## Begin
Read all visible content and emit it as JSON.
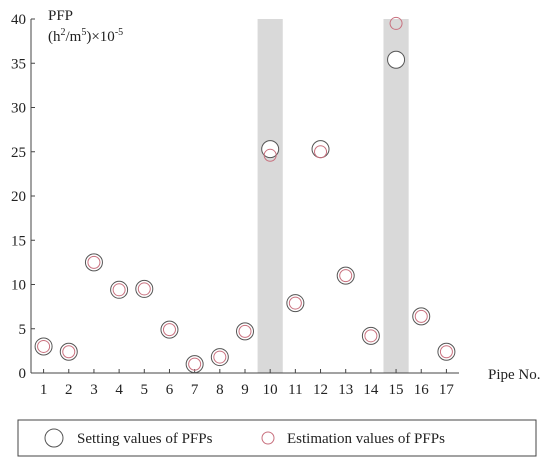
{
  "chart_data": {
    "type": "scatter",
    "title": "",
    "ylabel_line1": "PFP",
    "ylabel_line2_base": "(h",
    "ylabel_line2_sup1": "2",
    "ylabel_line2_mid": "/m",
    "ylabel_line2_sup2": "5",
    "ylabel_line2_rest": ")×10",
    "ylabel_line2_sup3": "-5",
    "xlabel": "Pipe No.",
    "ylim": [
      0,
      40
    ],
    "yticks": [
      0,
      5,
      10,
      15,
      20,
      25,
      30,
      35,
      40
    ],
    "xticks": [
      1,
      2,
      3,
      4,
      5,
      6,
      7,
      8,
      9,
      10,
      11,
      12,
      13,
      14,
      15,
      16,
      17
    ],
    "xlim": [
      0.5,
      17.5
    ],
    "highlighted_pipes": [
      10,
      15
    ],
    "series": [
      {
        "name": "Setting values of PFPs",
        "marker": "large-open-circle",
        "color": "#555555",
        "x": [
          1,
          2,
          3,
          4,
          5,
          6,
          7,
          8,
          9,
          10,
          11,
          12,
          13,
          14,
          15,
          16,
          17
        ],
        "values": [
          3.0,
          2.4,
          12.5,
          9.4,
          9.5,
          4.9,
          1.0,
          1.8,
          4.7,
          25.3,
          7.9,
          25.3,
          11.0,
          4.2,
          35.4,
          6.4,
          2.4
        ]
      },
      {
        "name": "Estimation values of PFPs",
        "marker": "small-open-circle",
        "color": "#c8707e",
        "x": [
          1,
          2,
          3,
          4,
          5,
          6,
          7,
          8,
          9,
          10,
          11,
          12,
          13,
          14,
          15,
          16,
          17
        ],
        "values": [
          3.0,
          2.4,
          12.5,
          9.4,
          9.5,
          4.9,
          1.0,
          1.8,
          4.7,
          24.6,
          7.9,
          25.0,
          11.0,
          4.2,
          39.5,
          6.4,
          2.4
        ]
      }
    ],
    "legend_position": "bottom",
    "highlight_color": "#d9d9d9",
    "axis_color": "#444444"
  }
}
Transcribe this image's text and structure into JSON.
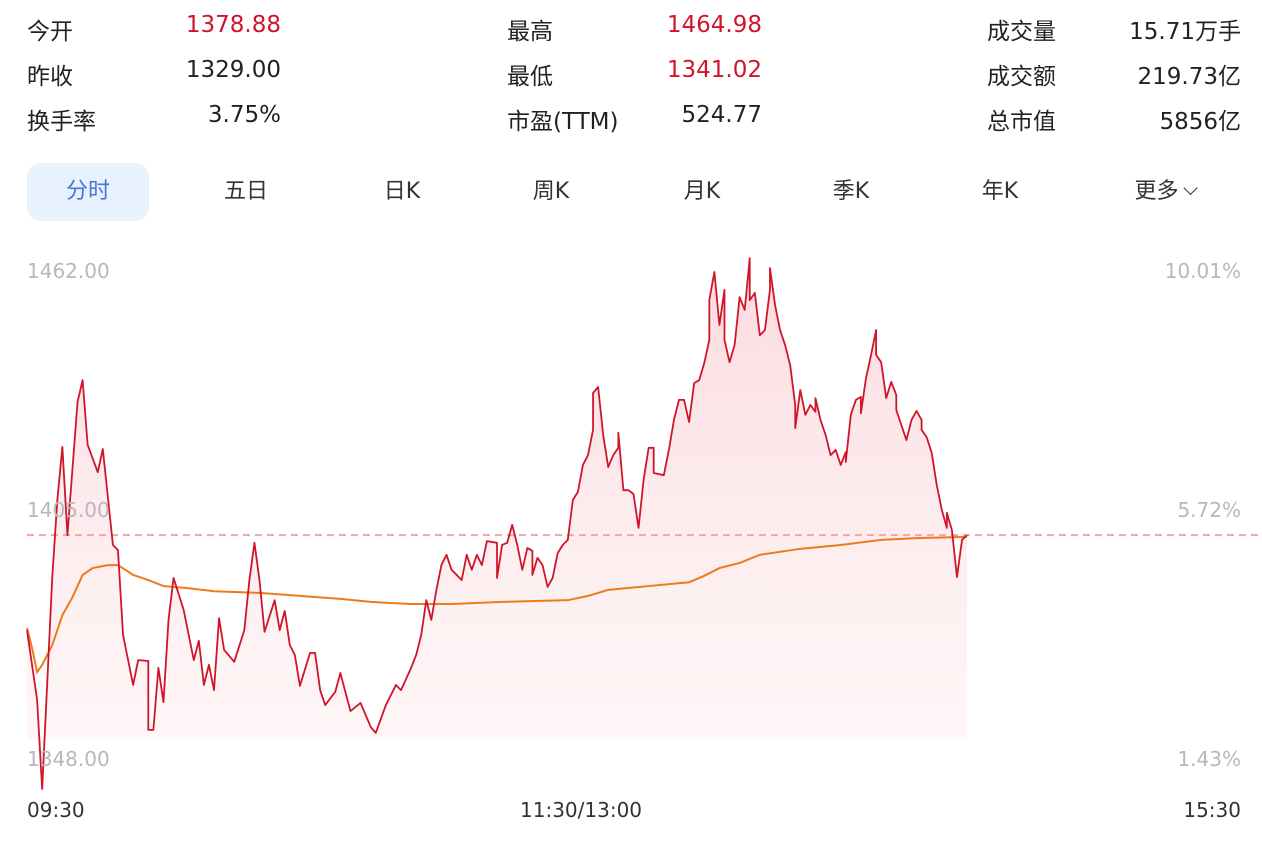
{
  "stats": [
    {
      "label": "今开",
      "value": "1378.88",
      "color": "#d0152b"
    },
    {
      "label": "最高",
      "value": "1464.98",
      "color": "#d0152b"
    },
    {
      "label": "成交量",
      "value": "15.71万手",
      "color": "#222222"
    },
    {
      "label": "昨收",
      "value": "1329.00",
      "color": "#222222"
    },
    {
      "label": "最低",
      "value": "1341.02",
      "color": "#d0152b"
    },
    {
      "label": "成交额",
      "value": "219.73亿",
      "color": "#222222"
    },
    {
      "label": "换手率",
      "value": "3.75%",
      "color": "#222222"
    },
    {
      "label": "市盈(TTM)",
      "value": "524.77",
      "color": "#222222"
    },
    {
      "label": "总市值",
      "value": "5856亿",
      "color": "#222222"
    }
  ],
  "tabs": [
    {
      "label": "分时",
      "active": true
    },
    {
      "label": "五日"
    },
    {
      "label": "日K"
    },
    {
      "label": "周K"
    },
    {
      "label": "月K"
    },
    {
      "label": "季K"
    },
    {
      "label": "年K"
    },
    {
      "label": "更多"
    }
  ],
  "more_icon": "chevron-down-icon",
  "chart_data": {
    "type": "line",
    "ylim": [
      1348.0,
      1462.0
    ],
    "y_ticks_left": [
      "1462.00",
      "1405.00",
      "1348.00"
    ],
    "y_ticks_right": [
      "10.01%",
      "5.72%",
      "1.43%"
    ],
    "x_ticks": [
      "09:30",
      "11:30/13:00",
      "15:30"
    ],
    "reference_price": 1400.3,
    "colors": {
      "price": "#d0152b",
      "average": "#ee7a1c",
      "reference": "#f2a3a3",
      "fill": "#fbe3e5"
    },
    "series": [
      {
        "key": "price",
        "points": [
          [
            "09:30",
            1378.1
          ],
          [
            "09:32",
            1361.8
          ],
          [
            "09:33",
            1341.0
          ],
          [
            "09:35",
            1390.5
          ],
          [
            "09:36",
            1408.5
          ],
          [
            "09:37",
            1420.9
          ],
          [
            "09:38",
            1400.3
          ],
          [
            "09:40",
            1431.4
          ],
          [
            "09:41",
            1436.5
          ],
          [
            "09:42",
            1421.4
          ],
          [
            "09:44",
            1415.0
          ],
          [
            "09:45",
            1420.4
          ],
          [
            "09:47",
            1398.0
          ],
          [
            "09:48",
            1396.8
          ],
          [
            "09:49",
            1377.0
          ],
          [
            "09:51",
            1365.3
          ],
          [
            "09:52",
            1371.1
          ],
          [
            "09:54",
            1370.9
          ],
          [
            "09:54",
            1354.8
          ],
          [
            "09:55",
            1354.8
          ],
          [
            "09:56",
            1369.3
          ],
          [
            "09:57",
            1361.3
          ],
          [
            "09:58",
            1380.5
          ],
          [
            "09:59",
            1390.3
          ],
          [
            "10:01",
            1382.8
          ],
          [
            "10:03",
            1371.1
          ],
          [
            "10:04",
            1375.6
          ],
          [
            "10:05",
            1365.3
          ],
          [
            "10:06",
            1370.0
          ],
          [
            "10:07",
            1364.1
          ],
          [
            "10:08",
            1380.9
          ],
          [
            "10:09",
            1373.5
          ],
          [
            "10:11",
            1370.7
          ],
          [
            "10:13",
            1378.1
          ],
          [
            "10:14",
            1389.8
          ],
          [
            "10:15",
            1398.5
          ],
          [
            "10:16",
            1389.8
          ],
          [
            "10:17",
            1377.7
          ],
          [
            "10:19",
            1385.1
          ],
          [
            "10:20",
            1378.1
          ],
          [
            "10:21",
            1382.6
          ],
          [
            "10:22",
            1374.6
          ],
          [
            "10:23",
            1372.3
          ],
          [
            "10:24",
            1365.1
          ],
          [
            "10:26",
            1372.8
          ],
          [
            "10:27",
            1372.8
          ],
          [
            "10:28",
            1364.1
          ],
          [
            "10:29",
            1360.6
          ],
          [
            "10:31",
            1363.7
          ],
          [
            "10:32",
            1368.1
          ],
          [
            "10:34",
            1359.2
          ],
          [
            "10:36",
            1361.1
          ],
          [
            "10:38",
            1355.5
          ],
          [
            "10:39",
            1354.1
          ],
          [
            "10:41",
            1360.6
          ],
          [
            "10:43",
            1365.3
          ],
          [
            "10:44",
            1364.1
          ],
          [
            "10:46",
            1369.3
          ],
          [
            "10:47",
            1372.3
          ],
          [
            "10:48",
            1377.0
          ],
          [
            "10:49",
            1385.1
          ],
          [
            "10:50",
            1380.5
          ],
          [
            "10:51",
            1387.5
          ],
          [
            "10:52",
            1393.3
          ],
          [
            "10:53",
            1395.7
          ],
          [
            "10:54",
            1392.2
          ],
          [
            "10:56",
            1389.8
          ],
          [
            "10:57",
            1395.7
          ],
          [
            "10:58",
            1392.2
          ],
          [
            "10:59",
            1395.7
          ],
          [
            "11:00",
            1393.3
          ],
          [
            "11:01",
            1398.9
          ],
          [
            "11:03",
            1398.5
          ],
          [
            "11:03",
            1390.3
          ],
          [
            "11:04",
            1398.0
          ],
          [
            "11:05",
            1398.5
          ],
          [
            "11:06",
            1402.7
          ],
          [
            "11:07",
            1398.0
          ],
          [
            "11:08",
            1392.2
          ],
          [
            "11:09",
            1397.3
          ],
          [
            "11:10",
            1396.6
          ],
          [
            "11:10",
            1391.0
          ],
          [
            "11:11",
            1395.0
          ],
          [
            "11:12",
            1393.3
          ],
          [
            "11:13",
            1388.2
          ],
          [
            "11:14",
            1390.3
          ],
          [
            "11:15",
            1396.1
          ],
          [
            "11:16",
            1398.0
          ],
          [
            "11:17",
            1399.2
          ],
          [
            "11:18",
            1408.5
          ],
          [
            "11:19",
            1410.4
          ],
          [
            "11:20",
            1416.7
          ],
          [
            "11:21",
            1419.0
          ],
          [
            "11:22",
            1424.9
          ],
          [
            "11:22",
            1433.5
          ],
          [
            "11:23",
            1434.9
          ],
          [
            "11:24",
            1423.7
          ],
          [
            "11:25",
            1416.2
          ],
          [
            "11:26",
            1419.0
          ],
          [
            "11:27",
            1420.7
          ],
          [
            "11:27",
            1424.2
          ],
          [
            "11:28",
            1410.8
          ],
          [
            "11:29",
            1410.8
          ],
          [
            "13:00",
            1409.9
          ],
          [
            "13:01",
            1402.0
          ],
          [
            "13:02",
            1413.2
          ],
          [
            "13:03",
            1420.7
          ],
          [
            "13:04",
            1420.7
          ],
          [
            "13:04",
            1414.8
          ],
          [
            "13:06",
            1414.3
          ],
          [
            "13:07",
            1420.2
          ],
          [
            "13:08",
            1427.2
          ],
          [
            "13:09",
            1431.9
          ],
          [
            "13:10",
            1431.9
          ],
          [
            "13:11",
            1426.7
          ],
          [
            "13:12",
            1435.8
          ],
          [
            "13:13",
            1436.5
          ],
          [
            "13:14",
            1440.5
          ],
          [
            "13:15",
            1445.9
          ],
          [
            "13:15",
            1455.2
          ],
          [
            "13:16",
            1461.8
          ],
          [
            "13:17",
            1449.4
          ],
          [
            "13:18",
            1457.6
          ],
          [
            "13:18",
            1445.9
          ],
          [
            "13:19",
            1440.7
          ],
          [
            "13:20",
            1444.7
          ],
          [
            "13:21",
            1455.9
          ],
          [
            "13:22",
            1452.9
          ],
          [
            "13:23",
            1464.98
          ],
          [
            "13:23",
            1455.2
          ],
          [
            "13:24",
            1456.9
          ],
          [
            "13:25",
            1447.0
          ],
          [
            "13:26",
            1448.2
          ],
          [
            "13:27",
            1457.6
          ],
          [
            "13:27",
            1462.7
          ],
          [
            "13:28",
            1454.1
          ],
          [
            "13:29",
            1448.2
          ],
          [
            "13:30",
            1444.7
          ],
          [
            "13:31",
            1440.0
          ],
          [
            "13:32",
            1430.7
          ],
          [
            "13:32",
            1425.3
          ],
          [
            "13:33",
            1434.2
          ],
          [
            "13:34",
            1428.4
          ],
          [
            "13:35",
            1430.7
          ],
          [
            "13:36",
            1429.1
          ],
          [
            "13:36",
            1432.3
          ],
          [
            "13:37",
            1427.2
          ],
          [
            "13:38",
            1423.7
          ],
          [
            "13:39",
            1419.0
          ],
          [
            "13:40",
            1420.2
          ],
          [
            "13:41",
            1416.7
          ],
          [
            "13:42",
            1419.7
          ],
          [
            "13:42",
            1417.4
          ],
          [
            "13:43",
            1428.4
          ],
          [
            "13:44",
            1431.9
          ],
          [
            "13:45",
            1432.6
          ],
          [
            "13:45",
            1428.8
          ],
          [
            "13:46",
            1437.0
          ],
          [
            "13:47",
            1442.4
          ],
          [
            "13:48",
            1448.2
          ],
          [
            "13:48",
            1442.4
          ],
          [
            "13:49",
            1440.7
          ],
          [
            "13:50",
            1432.3
          ],
          [
            "13:51",
            1436.1
          ],
          [
            "13:52",
            1433.0
          ],
          [
            "13:52",
            1429.5
          ],
          [
            "13:53",
            1426.0
          ],
          [
            "13:54",
            1422.5
          ],
          [
            "13:55",
            1427.2
          ],
          [
            "13:56",
            1429.3
          ],
          [
            "13:57",
            1427.2
          ],
          [
            "13:57",
            1424.9
          ],
          [
            "13:58",
            1423.2
          ],
          [
            "13:59",
            1419.5
          ],
          [
            "14:00",
            1412.0
          ],
          [
            "14:01",
            1406.2
          ],
          [
            "14:02",
            1402.0
          ],
          [
            "14:02",
            1405.5
          ],
          [
            "14:03",
            1401.5
          ],
          [
            "14:04",
            1390.5
          ],
          [
            "14:05",
            1399.2
          ],
          [
            "14:06",
            1400.3
          ]
        ]
      },
      {
        "key": "average",
        "points": [
          [
            "09:30",
            1378.6
          ],
          [
            "09:31",
            1373.9
          ],
          [
            "09:32",
            1368.3
          ],
          [
            "09:33",
            1370.0
          ],
          [
            "09:35",
            1374.6
          ],
          [
            "09:37",
            1381.6
          ],
          [
            "09:39",
            1385.8
          ],
          [
            "09:41",
            1391.0
          ],
          [
            "09:43",
            1392.6
          ],
          [
            "09:46",
            1393.3
          ],
          [
            "09:48",
            1393.3
          ],
          [
            "09:51",
            1391.0
          ],
          [
            "09:54",
            1389.8
          ],
          [
            "09:57",
            1388.4
          ],
          [
            "10:02",
            1387.9
          ],
          [
            "10:07",
            1387.2
          ],
          [
            "10:16",
            1386.8
          ],
          [
            "10:24",
            1386.1
          ],
          [
            "10:32",
            1385.4
          ],
          [
            "10:38",
            1384.7
          ],
          [
            "10:46",
            1384.2
          ],
          [
            "10:54",
            1384.2
          ],
          [
            "11:04",
            1384.7
          ],
          [
            "11:17",
            1385.1
          ],
          [
            "11:21",
            1386.1
          ],
          [
            "11:25",
            1387.5
          ],
          [
            "13:03",
            1388.4
          ],
          [
            "13:11",
            1389.3
          ],
          [
            "13:14",
            1390.8
          ],
          [
            "13:17",
            1392.6
          ],
          [
            "13:21",
            1393.8
          ],
          [
            "13:25",
            1395.7
          ],
          [
            "13:33",
            1397.1
          ],
          [
            "13:41",
            1398.0
          ],
          [
            "13:49",
            1399.2
          ],
          [
            "13:56",
            1399.6
          ],
          [
            "14:06",
            1399.9
          ]
        ]
      }
    ]
  }
}
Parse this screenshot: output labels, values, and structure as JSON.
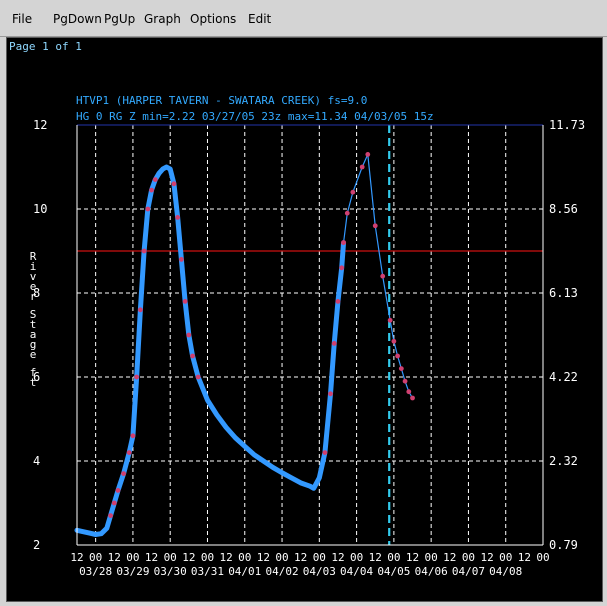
{
  "menu": {
    "items": [
      "File",
      "PgDown",
      "PgUp",
      "Graph",
      "Options",
      "Edit"
    ]
  },
  "page_label": "Page 1 of 1",
  "colors": {
    "background": "#000000",
    "grid": "#ffffff",
    "axis": "#ffffff",
    "series_line": "#3399ff",
    "series_marker": "#d04070",
    "flood_line": "#cc1111",
    "top_line": "#2233aa",
    "current_time": "#33ccee",
    "title": "#33aaff",
    "subtitle": "#33aaff"
  },
  "chart_data": {
    "type": "line",
    "title": "HTVP1 (HARPER TAVERN - SWATARA CREEK) fs=9.0",
    "subtitle": "HG 0 RG Z min=2.22 03/27/05 23z max=11.34 04/03/05 15z",
    "ylabel": "River Stage ft",
    "ylim": [
      2,
      12
    ],
    "yticks": [
      "2",
      "4",
      "6",
      "8",
      "10",
      "12"
    ],
    "y2ticks": [
      "0.79",
      "2.32",
      "4.22",
      "6.13",
      "8.56",
      "11.73"
    ],
    "xlim": [
      0,
      25
    ],
    "xtick_hours": [
      "12",
      "00",
      "12",
      "00",
      "12",
      "00",
      "12",
      "00",
      "12",
      "00",
      "12",
      "00",
      "12",
      "00",
      "12",
      "00",
      "12",
      "00",
      "12",
      "00",
      "12",
      "00",
      "12",
      "00",
      "12",
      "00"
    ],
    "xtick_dates": [
      "03/28",
      "03/29",
      "03/30",
      "03/31",
      "04/01",
      "04/02",
      "04/03",
      "04/04",
      "04/05",
      "04/06",
      "04/07",
      "04/08"
    ],
    "flood_stage": 9.0,
    "current_time_x": 16.75,
    "series": [
      {
        "observed": [
          [
            0,
            2.35
          ],
          [
            0.3,
            2.32
          ],
          [
            0.7,
            2.28
          ],
          [
            1.0,
            2.25
          ],
          [
            1.3,
            2.27
          ],
          [
            1.6,
            2.4
          ],
          [
            1.8,
            2.7
          ],
          [
            2.0,
            3.0
          ],
          [
            2.2,
            3.3
          ],
          [
            2.5,
            3.7
          ],
          [
            2.8,
            4.2
          ],
          [
            3.0,
            4.6
          ],
          [
            3.2,
            6.0
          ],
          [
            3.4,
            7.6
          ],
          [
            3.6,
            9.0
          ],
          [
            3.8,
            10.0
          ],
          [
            4.0,
            10.45
          ],
          [
            4.2,
            10.7
          ],
          [
            4.4,
            10.85
          ],
          [
            4.6,
            10.95
          ],
          [
            4.8,
            11.0
          ],
          [
            5.0,
            10.95
          ],
          [
            5.2,
            10.6
          ],
          [
            5.4,
            9.8
          ],
          [
            5.6,
            8.8
          ],
          [
            5.8,
            7.8
          ],
          [
            6.0,
            7.0
          ],
          [
            6.2,
            6.5
          ],
          [
            6.5,
            6.0
          ],
          [
            7.0,
            5.45
          ],
          [
            7.5,
            5.1
          ],
          [
            8.0,
            4.8
          ],
          [
            8.5,
            4.55
          ],
          [
            9.0,
            4.35
          ],
          [
            9.5,
            4.15
          ],
          [
            10.0,
            4.0
          ],
          [
            10.5,
            3.85
          ],
          [
            11.0,
            3.72
          ],
          [
            11.5,
            3.6
          ],
          [
            12.0,
            3.48
          ],
          [
            12.5,
            3.4
          ],
          [
            12.7,
            3.35
          ],
          [
            13.0,
            3.6
          ],
          [
            13.3,
            4.2
          ],
          [
            13.6,
            5.6
          ],
          [
            13.8,
            6.8
          ],
          [
            14.0,
            7.8
          ],
          [
            14.2,
            8.6
          ],
          [
            14.3,
            9.2
          ]
        ],
        "forecast": [
          [
            14.3,
            9.2
          ],
          [
            14.5,
            9.9
          ],
          [
            14.8,
            10.4
          ],
          [
            15.3,
            11.0
          ],
          [
            15.6,
            11.3
          ],
          [
            16.0,
            9.6
          ],
          [
            16.4,
            8.4
          ],
          [
            16.8,
            7.35
          ],
          [
            17.0,
            6.85
          ],
          [
            17.2,
            6.5
          ],
          [
            17.4,
            6.2
          ],
          [
            17.6,
            5.9
          ],
          [
            17.8,
            5.65
          ],
          [
            18.0,
            5.5
          ]
        ]
      }
    ],
    "grid": true,
    "legend": "none"
  }
}
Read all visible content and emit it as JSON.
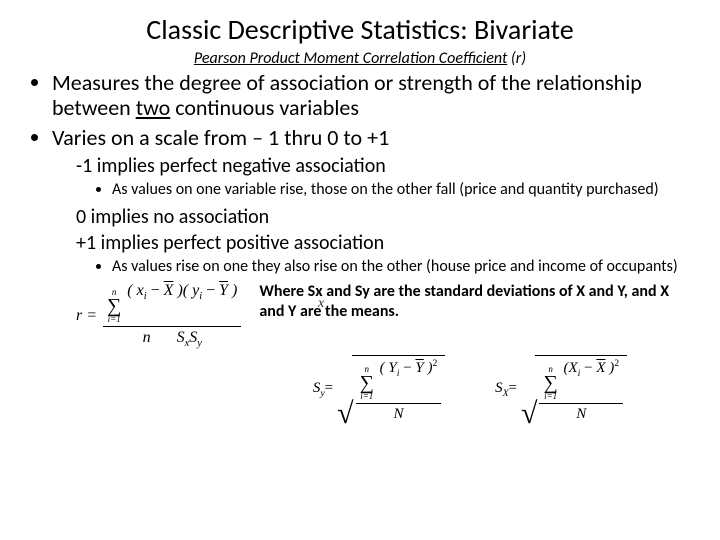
{
  "title": "Classic Descriptive Statistics: Bivariate",
  "subtitle_plain": "Pearson Product Moment Correlation Coefficient",
  "subtitle_paren": " (r)",
  "bullets": {
    "b1_pre": "Measures the degree of association or strength of the relationship between ",
    "b1_u": "two",
    "b1_post": " continuous variables",
    "b2": "Varies on a scale from – 1  thru 0  to +1"
  },
  "lvl1": {
    "neg1": "-1 implies perfect negative association",
    "neg1_sub": "As values on one variable rise, those on the other fall (price and quantity purchased)",
    "zero": "0 implies no association",
    "pos1": "+1 implies perfect positive association",
    "pos1_sub": "As values rise on one they also rise on the other (house price and income of occupants)"
  },
  "formula": {
    "r_label": "r =",
    "sum_top": "n",
    "sum_bot": "i=1",
    "num_expr_open1": "( ",
    "xi": "x",
    "i": "i",
    "minus": " − ",
    "Xbar": "X",
    "close_open": " )( ",
    "yi": "y",
    "Ybar": "Y",
    "close": " )",
    "den_n": "n",
    "den_sxsy_pre": "S",
    "den_sx_sub": "x",
    "den_sy_sub": "y",
    "where": "Where Sx and Sy are the standard deviations of X and Y,  and X  and Y are the means."
  },
  "sd": {
    "sy_label": "S",
    "sy_sub": "y",
    "eq": "=",
    "sx_label": "S",
    "sx_sub": "X",
    "Yi": "Y",
    "Xi": "X",
    "minus": " − ",
    "sq": "2",
    "N": "N",
    "sum_top": "n",
    "sum_bot": "i=1"
  },
  "colors": {
    "text": "#000000",
    "bg": "#ffffff"
  }
}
## End
EXERCISE AIM - Filter the data for the string "values" and copy every line that has it.

SOLUTION FOR THIS TASK -
        "name": "Setting values of PFPs",
        "values": [
        "name": "Estimation values of PFPs",
        "values": [
Parse this screenshot: output labels, values, and structure as JSON.
    "neg1_sub": "As values on one variable rise, those on the other fall (price and quantity purchased)",
    "pos1_sub": "As values rise on one they also rise on the other (house price and income of occupants)"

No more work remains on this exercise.